Type the records out again in full, exactly.

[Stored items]
§ §

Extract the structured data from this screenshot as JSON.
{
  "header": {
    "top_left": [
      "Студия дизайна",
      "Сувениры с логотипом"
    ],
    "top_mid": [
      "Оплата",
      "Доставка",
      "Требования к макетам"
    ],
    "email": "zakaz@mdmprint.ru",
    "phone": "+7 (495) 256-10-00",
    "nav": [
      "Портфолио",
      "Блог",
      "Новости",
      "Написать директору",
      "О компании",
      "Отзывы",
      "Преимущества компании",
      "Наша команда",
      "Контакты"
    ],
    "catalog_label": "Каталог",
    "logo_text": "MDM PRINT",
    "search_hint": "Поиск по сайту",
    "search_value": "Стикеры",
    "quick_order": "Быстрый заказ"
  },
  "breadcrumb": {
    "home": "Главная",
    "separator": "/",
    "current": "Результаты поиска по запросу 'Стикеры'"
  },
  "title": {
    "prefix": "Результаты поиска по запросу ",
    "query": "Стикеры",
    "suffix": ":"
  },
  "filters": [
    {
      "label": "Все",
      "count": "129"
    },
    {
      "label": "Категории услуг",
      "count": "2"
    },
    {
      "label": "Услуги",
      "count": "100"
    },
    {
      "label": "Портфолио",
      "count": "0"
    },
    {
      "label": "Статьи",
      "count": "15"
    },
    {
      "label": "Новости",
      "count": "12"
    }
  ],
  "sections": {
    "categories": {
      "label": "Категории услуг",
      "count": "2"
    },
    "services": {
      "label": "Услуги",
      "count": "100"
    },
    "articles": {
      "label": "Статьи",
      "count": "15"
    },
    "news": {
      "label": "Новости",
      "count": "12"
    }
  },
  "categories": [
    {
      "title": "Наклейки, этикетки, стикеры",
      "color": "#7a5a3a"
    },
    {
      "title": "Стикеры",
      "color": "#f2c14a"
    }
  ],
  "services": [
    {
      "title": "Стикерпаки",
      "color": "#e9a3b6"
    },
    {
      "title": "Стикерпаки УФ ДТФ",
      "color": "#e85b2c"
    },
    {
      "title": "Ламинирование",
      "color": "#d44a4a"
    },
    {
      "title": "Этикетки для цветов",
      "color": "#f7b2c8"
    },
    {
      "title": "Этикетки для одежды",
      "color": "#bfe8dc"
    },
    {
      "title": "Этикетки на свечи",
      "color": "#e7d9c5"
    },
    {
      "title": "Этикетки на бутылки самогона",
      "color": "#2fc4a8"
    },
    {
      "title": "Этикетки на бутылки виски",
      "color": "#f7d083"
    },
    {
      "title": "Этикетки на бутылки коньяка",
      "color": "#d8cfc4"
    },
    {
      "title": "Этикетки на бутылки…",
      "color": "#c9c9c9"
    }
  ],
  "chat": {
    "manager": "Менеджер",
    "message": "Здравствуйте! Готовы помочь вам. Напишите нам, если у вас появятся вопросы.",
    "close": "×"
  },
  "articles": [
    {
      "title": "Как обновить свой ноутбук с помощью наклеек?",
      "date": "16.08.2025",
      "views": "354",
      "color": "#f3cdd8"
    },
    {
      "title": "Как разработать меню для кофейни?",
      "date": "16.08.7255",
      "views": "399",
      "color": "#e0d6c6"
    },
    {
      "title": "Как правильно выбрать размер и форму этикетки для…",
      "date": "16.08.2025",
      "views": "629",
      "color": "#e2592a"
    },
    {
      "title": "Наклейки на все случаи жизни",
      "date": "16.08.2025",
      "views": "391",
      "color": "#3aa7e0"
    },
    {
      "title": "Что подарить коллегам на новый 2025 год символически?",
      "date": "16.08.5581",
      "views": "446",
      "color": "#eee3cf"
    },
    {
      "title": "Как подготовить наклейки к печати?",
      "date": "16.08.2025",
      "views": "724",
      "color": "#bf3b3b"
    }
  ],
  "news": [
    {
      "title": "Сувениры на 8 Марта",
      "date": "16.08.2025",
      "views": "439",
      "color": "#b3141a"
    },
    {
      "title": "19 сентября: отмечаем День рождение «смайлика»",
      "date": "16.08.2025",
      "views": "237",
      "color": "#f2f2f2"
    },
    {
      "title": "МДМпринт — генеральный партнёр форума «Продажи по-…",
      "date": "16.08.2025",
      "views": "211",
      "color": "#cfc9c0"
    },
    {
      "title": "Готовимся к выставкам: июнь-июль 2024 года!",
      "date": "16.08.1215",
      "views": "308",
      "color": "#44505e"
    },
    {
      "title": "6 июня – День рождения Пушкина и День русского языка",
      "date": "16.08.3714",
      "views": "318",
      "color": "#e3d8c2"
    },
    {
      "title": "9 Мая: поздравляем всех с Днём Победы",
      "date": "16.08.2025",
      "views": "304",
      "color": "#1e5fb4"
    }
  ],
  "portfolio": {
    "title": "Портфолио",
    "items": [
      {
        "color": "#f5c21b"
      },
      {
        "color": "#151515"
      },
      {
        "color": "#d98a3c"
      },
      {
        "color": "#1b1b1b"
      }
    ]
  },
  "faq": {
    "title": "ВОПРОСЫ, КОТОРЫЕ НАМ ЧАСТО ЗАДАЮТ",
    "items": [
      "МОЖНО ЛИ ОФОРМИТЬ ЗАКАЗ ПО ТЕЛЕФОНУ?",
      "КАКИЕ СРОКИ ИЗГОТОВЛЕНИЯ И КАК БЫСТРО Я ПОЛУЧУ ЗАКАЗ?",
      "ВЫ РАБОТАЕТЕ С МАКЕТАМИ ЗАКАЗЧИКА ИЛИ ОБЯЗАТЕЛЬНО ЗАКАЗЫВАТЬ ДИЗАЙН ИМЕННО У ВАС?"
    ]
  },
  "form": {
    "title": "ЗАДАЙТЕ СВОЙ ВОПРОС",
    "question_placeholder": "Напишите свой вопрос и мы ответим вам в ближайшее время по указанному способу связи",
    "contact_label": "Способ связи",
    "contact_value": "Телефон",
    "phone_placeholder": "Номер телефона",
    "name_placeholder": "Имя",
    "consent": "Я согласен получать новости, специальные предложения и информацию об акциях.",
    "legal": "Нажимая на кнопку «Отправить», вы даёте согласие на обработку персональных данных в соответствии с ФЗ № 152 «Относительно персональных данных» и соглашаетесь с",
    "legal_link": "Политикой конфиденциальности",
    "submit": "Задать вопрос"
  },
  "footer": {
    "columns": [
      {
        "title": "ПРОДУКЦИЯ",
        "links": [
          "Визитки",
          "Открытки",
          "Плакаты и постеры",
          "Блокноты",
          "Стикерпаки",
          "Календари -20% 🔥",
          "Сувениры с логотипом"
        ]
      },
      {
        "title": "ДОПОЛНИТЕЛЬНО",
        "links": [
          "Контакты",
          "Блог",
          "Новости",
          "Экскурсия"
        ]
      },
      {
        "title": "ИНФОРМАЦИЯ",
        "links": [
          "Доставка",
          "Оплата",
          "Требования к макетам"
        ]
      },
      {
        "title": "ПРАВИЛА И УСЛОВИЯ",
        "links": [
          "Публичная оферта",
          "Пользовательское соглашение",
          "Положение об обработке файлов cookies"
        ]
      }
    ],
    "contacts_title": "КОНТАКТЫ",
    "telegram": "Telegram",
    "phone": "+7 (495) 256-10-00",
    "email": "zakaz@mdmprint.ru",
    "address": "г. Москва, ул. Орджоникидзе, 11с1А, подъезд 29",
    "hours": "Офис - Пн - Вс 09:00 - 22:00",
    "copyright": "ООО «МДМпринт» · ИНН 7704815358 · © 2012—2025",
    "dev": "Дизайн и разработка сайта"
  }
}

§ §

FINAL RESULT
Extract the structured data from this screenshot as JSON.
{
  "header": {
    "top_left": [
      "Студия дизайна",
      "Сувениры с логотипом"
    ],
    "top_mid": [
      "Оплата",
      "Доставка",
      "Требования к макетам"
    ],
    "email": "zakaz@mdmprint.ru",
    "phone": "+7 (495) 256-10-00",
    "nav": [
      "Портфолио",
      "Блог",
      "Новости",
      "Написать директору",
      "О компании",
      "Отзывы",
      "Преимущества компании",
      "Наша команда",
      "Контакты"
    ],
    "catalog_label": "Каталог",
    "logo_text": "MDM PRINT",
    "search_hint": "Поиск по сайту",
    "search_value": "Стикеры",
    "quick_order": "Быстрый заказ"
  },
  "breadcrumb": {
    "home": "Главная",
    "separator": "/",
    "current": "Результаты поиска по запросу 'Стикеры'"
  },
  "title": {
    "prefix": "Результаты поиска по запросу ",
    "query": "Стикеры",
    "suffix": ":"
  },
  "filters": [
    {
      "label": "Все",
      "count": "129"
    },
    {
      "label": "Категории услуг",
      "count": "2"
    },
    {
      "label": "Услуги",
      "count": "100"
    },
    {
      "label": "Портфолио",
      "count": "0"
    },
    {
      "label": "Статьи",
      "count": "15"
    },
    {
      "label": "Новости",
      "count": "12"
    }
  ],
  "sections": {
    "categories": {
      "label": "Категории услуг",
      "count": "2"
    },
    "services": {
      "label": "Услуги",
      "count": "100"
    },
    "articles": {
      "label": "Статьи",
      "count": "15"
    },
    "news": {
      "label": "Новости",
      "count": "12"
    }
  },
  "categories": [
    {
      "title": "Наклейки, этикетки, стикеры",
      "color": "#7a5a3a"
    },
    {
      "title": "Стикеры",
      "color": "#f2c14a"
    }
  ],
  "services": [
    {
      "title": "Стикерпаки",
      "color": "#e9a3b6"
    },
    {
      "title": "Стикерпаки УФ ДТФ",
      "color": "#e85b2c"
    },
    {
      "title": "Ламинирование",
      "color": "#d44a4a"
    },
    {
      "title": "Этикетки для цветов",
      "color": "#f7b2c8"
    },
    {
      "title": "Этикетки для одежды",
      "color": "#bfe8dc"
    },
    {
      "title": "Этикетки на свечи",
      "color": "#e7d9c5"
    },
    {
      "title": "Этикетки на бутылки самогона",
      "color": "#2fc4a8"
    },
    {
      "title": "Этикетки на бутылки виски",
      "color": "#f7d083"
    },
    {
      "title": "Этикетки на бутылки коньяка",
      "color": "#d8cfc4"
    },
    {
      "title": "Этикетки на бутылки…",
      "color": "#c9c9c9"
    }
  ],
  "chat": {
    "manager": "Менеджер",
    "message": "Здравствуйте! Готовы помочь вам. Напишите нам, если у вас появятся вопросы.",
    "close": "×"
  },
  "articles": [
    {
      "title": "Как обновить свой ноутбук с помощью наклеек?",
      "date": "16.08.2025",
      "views": "354",
      "color": "#f3cdd8"
    },
    {
      "title": "Как разработать меню для кофейни?",
      "date": "16.08.7255",
      "views": "399",
      "color": "#e0d6c6"
    },
    {
      "title": "Как правильно выбрать размер и форму этикетки для…",
      "date": "16.08.2025",
      "views": "629",
      "color": "#e2592a"
    },
    {
      "title": "Наклейки на все случаи жизни",
      "date": "16.08.2025",
      "views": "391",
      "color": "#3aa7e0"
    },
    {
      "title": "Что подарить коллегам на новый 2025 год символически?",
      "date": "16.08.5581",
      "views": "446",
      "color": "#eee3cf"
    },
    {
      "title": "Как подготовить наклейки к печати?",
      "date": "16.08.2025",
      "views": "724",
      "color": "#bf3b3b"
    }
  ],
  "news": [
    {
      "title": "Сувениры на 8 Марта",
      "date": "16.08.2025",
      "views": "439",
      "color": "#b3141a"
    },
    {
      "title": "19 сентября: отмечаем День рождение «смайлика»",
      "date": "16.08.2025",
      "views": "237",
      "color": "#f2f2f2"
    },
    {
      "title": "МДМпринт — генеральный партнёр форума «Продажи по-…",
      "date": "16.08.2025",
      "views": "211",
      "color": "#cfc9c0"
    },
    {
      "title": "Готовимся к выставкам: июнь-июль 2024 года!",
      "date": "16.08.1215",
      "views": "308",
      "color": "#44505e"
    },
    {
      "title": "6 июня – День рождения Пушкина и День русского языка",
      "date": "16.08.3714",
      "views": "318",
      "color": "#e3d8c2"
    },
    {
      "title": "9 Мая: поздравляем всех с Днём Победы",
      "date": "16.08.2025",
      "views": "304",
      "color": "#1e5fb4"
    }
  ],
  "portfolio": {
    "title": "Портфолио",
    "items": [
      {
        "color": "#f5c21b"
      },
      {
        "color": "#151515"
      },
      {
        "color": "#d98a3c"
      },
      {
        "color": "#1b1b1b"
      }
    ]
  },
  "faq": {
    "title": "ВОПРОСЫ, КОТОРЫЕ НАМ ЧАСТО ЗАДАЮТ",
    "items": [
      "МОЖНО ЛИ ОФОРМИТЬ ЗАКАЗ ПО ТЕЛЕФОНУ?",
      "КАКИЕ СРОКИ ИЗГОТОВЛЕНИЯ И КАК БЫСТРО Я ПОЛУЧУ ЗАКАЗ?",
      "ВЫ РАБОТАЕТЕ С МАКЕТАМИ ЗАКАЗЧИКА ИЛИ ОБЯЗАТЕЛЬНО ЗАКАЗЫВАТЬ ДИЗАЙН ИМЕННО У ВАС?"
    ]
  },
  "form": {
    "title": "ЗАДАЙТЕ СВОЙ ВОПРОС",
    "question_placeholder": "Напишите свой вопрос и мы ответим вам в ближайшее время по указанному способу связи",
    "contact_label": "Способ связи",
    "contact_value": "Телефон",
    "phone_placeholder": "Номер телефона",
    "name_placeholder": "Имя",
    "consent": "Я согласен получать новости, специальные предложения и информацию об акциях.",
    "legal": "Нажимая на кнопку «Отправить», вы даёте согласие на обработку персональных данных в соответствии с ФЗ № 152 «Относительно персональных данных» и соглашаетесь с",
    "legal_link": "Политикой конфиденциальности",
    "submit": "Задать вопрос"
  },
  "footer": {
    "columns": [
      {
        "title": "ПРОДУКЦИЯ",
        "links": [
          "Визитки",
          "Открытки",
          "Плакаты и постеры",
          "Блокноты",
          "Стикерпаки",
          "Календари -20% 🔥",
          "Сувениры с логотипом"
        ]
      },
      {
        "title": "ДОПОЛНИТЕЛЬНО",
        "links": [
          "Контакты",
          "Блог",
          "Новости",
          "Экскурсия"
        ]
      },
      {
        "title": "ИНФОРМАЦИЯ",
        "links": [
          "Доставка",
          "Оплата",
          "Требования к макетам"
        ]
      },
      {
        "title": "ПРАВИЛА И УСЛОВИЯ",
        "links": [
          "Публичная оферта",
          "Пользовательское соглашение",
          "Положение об обработке файлов cookies"
        ]
      }
    ],
    "contacts_title": "КОНТАКТЫ",
    "telegram": "Telegram",
    "phone": "+7 (495) 256-10-00",
    "email": "zakaz@mdmprint.ru",
    "address": "г. Москва, ул. Орджоникидзе, 11с1А, подъезд 29",
    "hours": "Офис - Пн - Вс 09:00 - 22:00",
    "copyright": "ООО «МДМпринт» · ИНН 7704815358 · © 2012—2025",
    "dev": "Дизайн и разработка сайта"
  }
}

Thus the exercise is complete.